== Stated exercise ==
Extract the full set of records that follows, word for word.

Records about charts and figures:
=======
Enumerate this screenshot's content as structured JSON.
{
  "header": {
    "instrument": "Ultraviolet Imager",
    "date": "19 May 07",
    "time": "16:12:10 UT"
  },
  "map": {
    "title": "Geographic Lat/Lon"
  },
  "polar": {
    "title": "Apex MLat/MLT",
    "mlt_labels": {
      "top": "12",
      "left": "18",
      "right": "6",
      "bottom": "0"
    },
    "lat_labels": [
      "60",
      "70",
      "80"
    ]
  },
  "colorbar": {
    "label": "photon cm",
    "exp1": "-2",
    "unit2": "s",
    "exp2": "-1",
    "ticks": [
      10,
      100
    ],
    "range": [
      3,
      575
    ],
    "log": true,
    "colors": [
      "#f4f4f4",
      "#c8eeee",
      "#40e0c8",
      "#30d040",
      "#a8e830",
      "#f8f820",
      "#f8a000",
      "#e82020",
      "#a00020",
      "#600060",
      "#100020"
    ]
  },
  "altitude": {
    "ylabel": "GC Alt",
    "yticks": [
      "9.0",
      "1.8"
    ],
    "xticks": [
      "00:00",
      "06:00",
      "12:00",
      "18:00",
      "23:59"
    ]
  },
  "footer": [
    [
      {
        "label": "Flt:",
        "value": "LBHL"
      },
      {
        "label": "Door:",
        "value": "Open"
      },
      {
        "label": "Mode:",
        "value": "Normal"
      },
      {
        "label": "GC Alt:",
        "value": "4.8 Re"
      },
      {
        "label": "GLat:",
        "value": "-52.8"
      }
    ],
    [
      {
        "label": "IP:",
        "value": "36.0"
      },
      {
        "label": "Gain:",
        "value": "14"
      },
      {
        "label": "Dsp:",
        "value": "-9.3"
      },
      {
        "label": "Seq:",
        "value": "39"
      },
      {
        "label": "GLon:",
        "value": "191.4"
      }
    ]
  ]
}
=======
== Expected answer ==
Enumerate this screenshot's content as structured JSON.
{
  "header": {
    "instrument": "Ultraviolet Imager",
    "date": "19 May 07",
    "time": "16:12:10 UT"
  },
  "map": {
    "title": "Geographic Lat/Lon"
  },
  "polar": {
    "title": "Apex MLat/MLT",
    "mlt_labels": {
      "top": "12",
      "left": "18",
      "right": "6",
      "bottom": "0"
    },
    "lat_labels": [
      "60",
      "70",
      "80"
    ]
  },
  "colorbar": {
    "label": "photon cm",
    "exp1": "-2",
    "unit2": "s",
    "exp2": "-1",
    "ticks": [
      10,
      100
    ],
    "range": [
      3,
      575
    ],
    "log": true,
    "colors": [
      "#f4f4f4",
      "#c8eeee",
      "#40e0c8",
      "#30d040",
      "#a8e830",
      "#f8f820",
      "#f8a000",
      "#e82020",
      "#a00020",
      "#600060",
      "#100020"
    ]
  },
  "altitude": {
    "ylabel": "GC Alt",
    "yticks": [
      "9.0",
      "1.8"
    ],
    "xticks": [
      "00:00",
      "06:00",
      "12:00",
      "18:00",
      "23:59"
    ]
  },
  "footer": [
    [
      {
        "label": "Flt:",
        "value": "LBHL"
      },
      {
        "label": "Door:",
        "value": "Open"
      },
      {
        "label": "Mode:",
        "value": "Normal"
      },
      {
        "label": "GC Alt:",
        "value": "4.8 Re"
      },
      {
        "label": "GLat:",
        "value": "-52.8"
      }
    ],
    [
      {
        "label": "IP:",
        "value": "36.0"
      },
      {
        "label": "Gain:",
        "value": "14"
      },
      {
        "label": "Dsp:",
        "value": "-9.3"
      },
      {
        "label": "Seq:",
        "value": "39"
      },
      {
        "label": "GLon:",
        "value": "191.4"
      }
    ]
  ]
}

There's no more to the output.